- Listed records -

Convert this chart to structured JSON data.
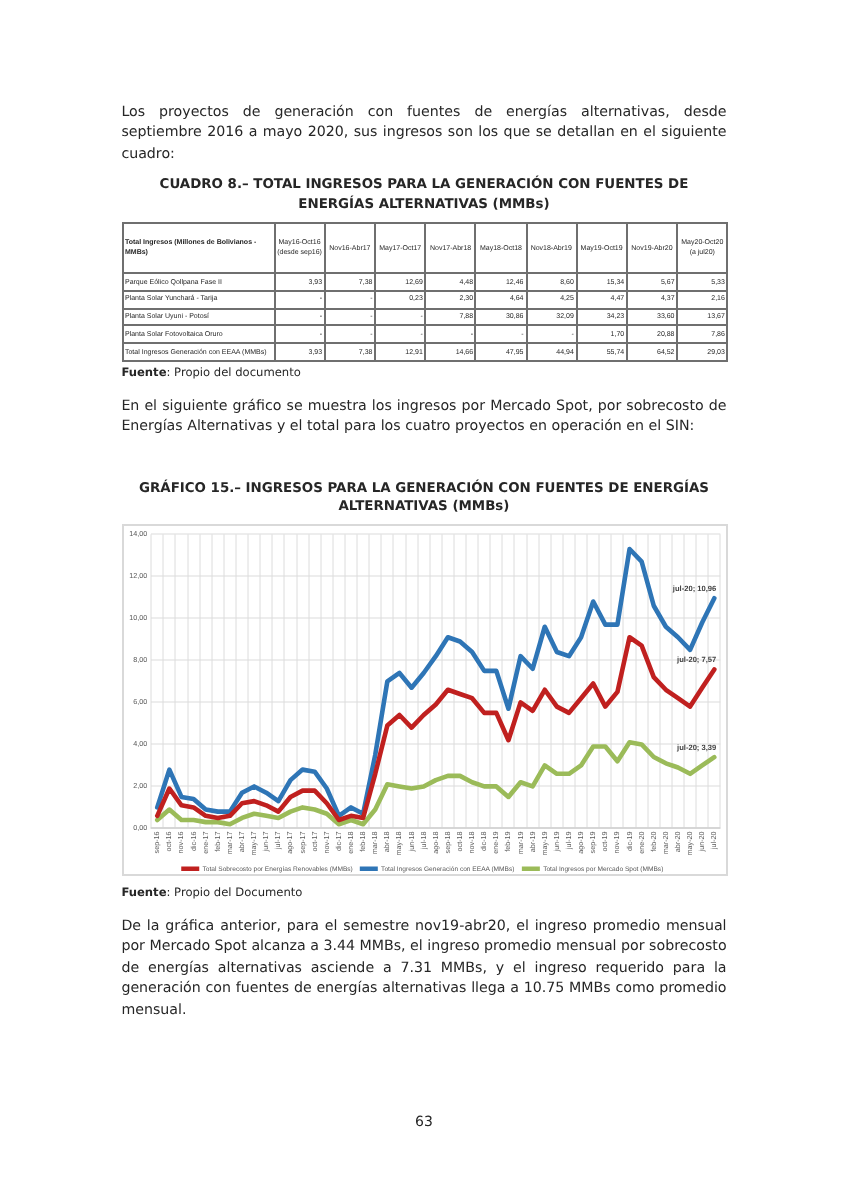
{
  "chart_data": [
    {
      "type": "other",
      "title": "CUADRO 8.– TOTAL INGRESOS PARA LA GENERACIÓN CON FUENTES DE ENERGÍAS ALTERNATIVAS (MMBs)",
      "ylabel": "Total Ingresos (Millones de Bolivianos - MMBs)",
      "categories": [
        "May16-Oct16 (desde sep16)",
        "Nov16-Abr17",
        "May17-Oct17",
        "Nov17-Abr18",
        "May18-Oct18",
        "Nov18-Abr19",
        "May19-Oct19",
        "Nov19-Abr20",
        "May20-Oct20 (a jul20)"
      ],
      "y_categories": [
        "Parque Eólico Qollpana Fase II",
        "Planta Solar Yunchará - Tarija",
        "Planta Solar Uyuni - Potosí",
        "Planta Solar Fotovoltaica Oruro",
        "Total Ingresos Generación con EEAA (MMBs)"
      ],
      "cell_labels": [
        [
          "3,93",
          "7,38",
          "12,69",
          "4,48",
          "12,46",
          "8,60",
          "15,34",
          "5,67",
          "5,33"
        ],
        [
          "-",
          "-",
          "0,23",
          "2,30",
          "4,64",
          "4,25",
          "4,47",
          "4,37",
          "2,16"
        ],
        [
          "-",
          "-",
          "-",
          "7,88",
          "30,86",
          "32,09",
          "34,23",
          "33,60",
          "13,67"
        ],
        [
          "-",
          "-",
          "-",
          "-",
          "-",
          "-",
          "1,70",
          "20,88",
          "7,86"
        ],
        [
          "3,93",
          "7,38",
          "12,91",
          "14,66",
          "47,95",
          "44,94",
          "55,74",
          "64,52",
          "29,03"
        ]
      ],
      "annotations": [
        "Los proyectos de generación con fuentes de energías alternativas, desde septiembre 2016 a mayo 2020, sus ingresos son los que se detallan en el siguiente cuadro:",
        "Fuente: Propio del documento"
      ]
    },
    {
      "type": "line",
      "title": "GRÁFICO 15.– INGRESOS PARA LA GENERACIÓN CON FUENTES DE ENERGÍAS ALTERNATIVAS (MMBs)",
      "categories": [
        "sep-16",
        "oct-16",
        "nov-16",
        "dic-16",
        "ene-17",
        "feb-17",
        "mar-17",
        "abr-17",
        "may-17",
        "jun-17",
        "jul-17",
        "ago-17",
        "sep-17",
        "oct-17",
        "nov-17",
        "dic-17",
        "ene-18",
        "feb-18",
        "mar-18",
        "abr-18",
        "may-18",
        "jun-18",
        "jul-18",
        "ago-18",
        "sep-18",
        "oct-18",
        "nov-18",
        "dic-18",
        "ene-19",
        "feb-19",
        "mar-19",
        "abr-19",
        "may-19",
        "jun-19",
        "jul-19",
        "ago-19",
        "sep-19",
        "oct-19",
        "nov-19",
        "dic-19",
        "ene-20",
        "feb-20",
        "mar-20",
        "abr-20",
        "may-20",
        "jun-20",
        "jul-20"
      ],
      "series": [
        {
          "name": "Total Sobrecosto por Energías Renovables (MMBs)",
          "color": "#c0201f",
          "values": [
            0.6,
            1.9,
            1.1,
            1.0,
            0.6,
            0.5,
            0.6,
            1.2,
            1.3,
            1.1,
            0.8,
            1.5,
            1.8,
            1.8,
            1.2,
            0.4,
            0.6,
            0.5,
            2.6,
            4.9,
            5.4,
            4.8,
            5.4,
            5.9,
            6.6,
            6.4,
            6.2,
            5.5,
            5.5,
            4.2,
            6.0,
            5.6,
            6.6,
            5.8,
            5.5,
            6.2,
            6.9,
            5.8,
            6.5,
            9.1,
            8.7,
            7.2,
            6.6,
            6.2,
            5.8,
            6.7,
            7.57
          ]
        },
        {
          "name": "Total Ingresos Generación con EEAA (MMBs)",
          "color": "#2e75b6",
          "values": [
            1.0,
            2.8,
            1.5,
            1.4,
            0.9,
            0.8,
            0.8,
            1.7,
            2.0,
            1.7,
            1.3,
            2.3,
            2.8,
            2.7,
            1.9,
            0.6,
            1.0,
            0.7,
            3.5,
            7.0,
            7.4,
            6.7,
            7.4,
            8.2,
            9.1,
            8.9,
            8.4,
            7.5,
            7.5,
            5.7,
            8.2,
            7.6,
            9.6,
            8.4,
            8.2,
            9.1,
            10.8,
            9.7,
            9.7,
            13.3,
            12.7,
            10.6,
            9.6,
            9.1,
            8.5,
            9.8,
            10.96
          ]
        },
        {
          "name": "Total Ingresos por Mercado Spot (MMBs)",
          "color": "#9bbb59",
          "values": [
            0.4,
            0.9,
            0.4,
            0.4,
            0.3,
            0.3,
            0.2,
            0.5,
            0.7,
            0.6,
            0.5,
            0.8,
            1.0,
            0.9,
            0.7,
            0.2,
            0.4,
            0.2,
            0.9,
            2.1,
            2.0,
            1.9,
            2.0,
            2.3,
            2.5,
            2.5,
            2.2,
            2.0,
            2.0,
            1.5,
            2.2,
            2.0,
            3.0,
            2.6,
            2.6,
            3.0,
            3.9,
            3.9,
            3.2,
            4.1,
            4.0,
            3.4,
            3.1,
            2.9,
            2.6,
            3.0,
            3.39
          ]
        }
      ],
      "ylim": [
        0,
        14
      ],
      "yticks": [
        {
          "value": 0,
          "label": "0,00"
        },
        {
          "value": 2,
          "label": "2,00"
        },
        {
          "value": 4,
          "label": "4,00"
        },
        {
          "value": 6,
          "label": "6,00"
        },
        {
          "value": 8,
          "label": "8,00"
        },
        {
          "value": 10,
          "label": "10,00"
        },
        {
          "value": 12,
          "label": "12,00"
        },
        {
          "value": 14,
          "label": "14,00"
        }
      ],
      "grid": true,
      "legend": "bottom",
      "annotations": [
        "En el siguiente gráfico se muestra los ingresos por Mercado Spot, por sobrecosto de Energías Alternativas y el total para los cuatro proyectos en operación en el SIN:",
        {
          "text": "jul-20; 10,96",
          "x": "jul-20",
          "y": 10.96
        },
        {
          "text": "jul-20; 7,57",
          "x": "jul-20",
          "y": 7.57
        },
        {
          "text": "jul-20; 3,39",
          "x": "jul-20",
          "y": 3.39
        },
        "Fuente: Propio del Documento",
        "De la gráfica anterior, para el semestre nov19-abr20, el ingreso promedio mensual por Mercado Spot alcanza a 3.44 MMBs, el ingreso promedio mensual por sobrecosto de energías alternativas asciende a 7.31 MMBs, y el ingreso requerido para la generación con fuentes de energías alternativas llega a 10.75 MMBs como promedio mensual.",
        "63"
      ]
    }
  ]
}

- What is required -
The records above should be reproduced exactly, with no pictures included.

- Answer in full -
Convert this chart to structured JSON data.
{
  "chart_data": [
    {
      "type": "other",
      "title": "CUADRO 8.– TOTAL INGRESOS PARA LA GENERACIÓN CON FUENTES DE ENERGÍAS ALTERNATIVAS (MMBs)",
      "ylabel": "Total Ingresos (Millones de Bolivianos - MMBs)",
      "categories": [
        "May16-Oct16 (desde sep16)",
        "Nov16-Abr17",
        "May17-Oct17",
        "Nov17-Abr18",
        "May18-Oct18",
        "Nov18-Abr19",
        "May19-Oct19",
        "Nov19-Abr20",
        "May20-Oct20 (a jul20)"
      ],
      "y_categories": [
        "Parque Eólico Qollpana Fase II",
        "Planta Solar Yunchará - Tarija",
        "Planta Solar Uyuni - Potosí",
        "Planta Solar Fotovoltaica Oruro",
        "Total Ingresos Generación con EEAA (MMBs)"
      ],
      "cell_labels": [
        [
          "3,93",
          "7,38",
          "12,69",
          "4,48",
          "12,46",
          "8,60",
          "15,34",
          "5,67",
          "5,33"
        ],
        [
          "-",
          "-",
          "0,23",
          "2,30",
          "4,64",
          "4,25",
          "4,47",
          "4,37",
          "2,16"
        ],
        [
          "-",
          "-",
          "-",
          "7,88",
          "30,86",
          "32,09",
          "34,23",
          "33,60",
          "13,67"
        ],
        [
          "-",
          "-",
          "-",
          "-",
          "-",
          "-",
          "1,70",
          "20,88",
          "7,86"
        ],
        [
          "3,93",
          "7,38",
          "12,91",
          "14,66",
          "47,95",
          "44,94",
          "55,74",
          "64,52",
          "29,03"
        ]
      ],
      "annotations": [
        "Los proyectos de generación con fuentes de energías alternativas, desde septiembre 2016 a mayo 2020, sus ingresos son los que se detallan en el siguiente cuadro:",
        "Fuente: Propio del documento"
      ]
    },
    {
      "type": "line",
      "title": "GRÁFICO 15.– INGRESOS PARA LA GENERACIÓN CON FUENTES DE ENERGÍAS ALTERNATIVAS (MMBs)",
      "categories": [
        "sep-16",
        "oct-16",
        "nov-16",
        "dic-16",
        "ene-17",
        "feb-17",
        "mar-17",
        "abr-17",
        "may-17",
        "jun-17",
        "jul-17",
        "ago-17",
        "sep-17",
        "oct-17",
        "nov-17",
        "dic-17",
        "ene-18",
        "feb-18",
        "mar-18",
        "abr-18",
        "may-18",
        "jun-18",
        "jul-18",
        "ago-18",
        "sep-18",
        "oct-18",
        "nov-18",
        "dic-18",
        "ene-19",
        "feb-19",
        "mar-19",
        "abr-19",
        "may-19",
        "jun-19",
        "jul-19",
        "ago-19",
        "sep-19",
        "oct-19",
        "nov-19",
        "dic-19",
        "ene-20",
        "feb-20",
        "mar-20",
        "abr-20",
        "may-20",
        "jun-20",
        "jul-20"
      ],
      "series": [
        {
          "name": "Total Sobrecosto por Energías Renovables (MMBs)",
          "color": "#c0201f",
          "values": [
            0.6,
            1.9,
            1.1,
            1.0,
            0.6,
            0.5,
            0.6,
            1.2,
            1.3,
            1.1,
            0.8,
            1.5,
            1.8,
            1.8,
            1.2,
            0.4,
            0.6,
            0.5,
            2.6,
            4.9,
            5.4,
            4.8,
            5.4,
            5.9,
            6.6,
            6.4,
            6.2,
            5.5,
            5.5,
            4.2,
            6.0,
            5.6,
            6.6,
            5.8,
            5.5,
            6.2,
            6.9,
            5.8,
            6.5,
            9.1,
            8.7,
            7.2,
            6.6,
            6.2,
            5.8,
            6.7,
            7.57
          ]
        },
        {
          "name": "Total Ingresos Generación con EEAA (MMBs)",
          "color": "#2e75b6",
          "values": [
            1.0,
            2.8,
            1.5,
            1.4,
            0.9,
            0.8,
            0.8,
            1.7,
            2.0,
            1.7,
            1.3,
            2.3,
            2.8,
            2.7,
            1.9,
            0.6,
            1.0,
            0.7,
            3.5,
            7.0,
            7.4,
            6.7,
            7.4,
            8.2,
            9.1,
            8.9,
            8.4,
            7.5,
            7.5,
            5.7,
            8.2,
            7.6,
            9.6,
            8.4,
            8.2,
            9.1,
            10.8,
            9.7,
            9.7,
            13.3,
            12.7,
            10.6,
            9.6,
            9.1,
            8.5,
            9.8,
            10.96
          ]
        },
        {
          "name": "Total Ingresos por Mercado Spot (MMBs)",
          "color": "#9bbb59",
          "values": [
            0.4,
            0.9,
            0.4,
            0.4,
            0.3,
            0.3,
            0.2,
            0.5,
            0.7,
            0.6,
            0.5,
            0.8,
            1.0,
            0.9,
            0.7,
            0.2,
            0.4,
            0.2,
            0.9,
            2.1,
            2.0,
            1.9,
            2.0,
            2.3,
            2.5,
            2.5,
            2.2,
            2.0,
            2.0,
            1.5,
            2.2,
            2.0,
            3.0,
            2.6,
            2.6,
            3.0,
            3.9,
            3.9,
            3.2,
            4.1,
            4.0,
            3.4,
            3.1,
            2.9,
            2.6,
            3.0,
            3.39
          ]
        }
      ],
      "ylim": [
        0,
        14
      ],
      "yticks": [
        {
          "value": 0,
          "label": "0,00"
        },
        {
          "value": 2,
          "label": "2,00"
        },
        {
          "value": 4,
          "label": "4,00"
        },
        {
          "value": 6,
          "label": "6,00"
        },
        {
          "value": 8,
          "label": "8,00"
        },
        {
          "value": 10,
          "label": "10,00"
        },
        {
          "value": 12,
          "label": "12,00"
        },
        {
          "value": 14,
          "label": "14,00"
        }
      ],
      "grid": true,
      "legend": "bottom",
      "annotations": [
        "En el siguiente gráfico se muestra los ingresos por Mercado Spot, por sobrecosto de Energías Alternativas y el total para los cuatro proyectos en operación en el SIN:",
        {
          "text": "jul-20; 10,96",
          "x": "jul-20",
          "y": 10.96
        },
        {
          "text": "jul-20; 7,57",
          "x": "jul-20",
          "y": 7.57
        },
        {
          "text": "jul-20; 3,39",
          "x": "jul-20",
          "y": 3.39
        },
        "Fuente: Propio del Documento",
        "De la gráfica anterior, para el semestre nov19-abr20, el ingreso promedio mensual por Mercado Spot alcanza a 3.44 MMBs, el ingreso promedio mensual por sobrecosto de energías alternativas asciende a 7.31 MMBs, y el ingreso requerido para la generación con fuentes de energías alternativas llega a 10.75 MMBs como promedio mensual.",
        "63"
      ]
    }
  ]
}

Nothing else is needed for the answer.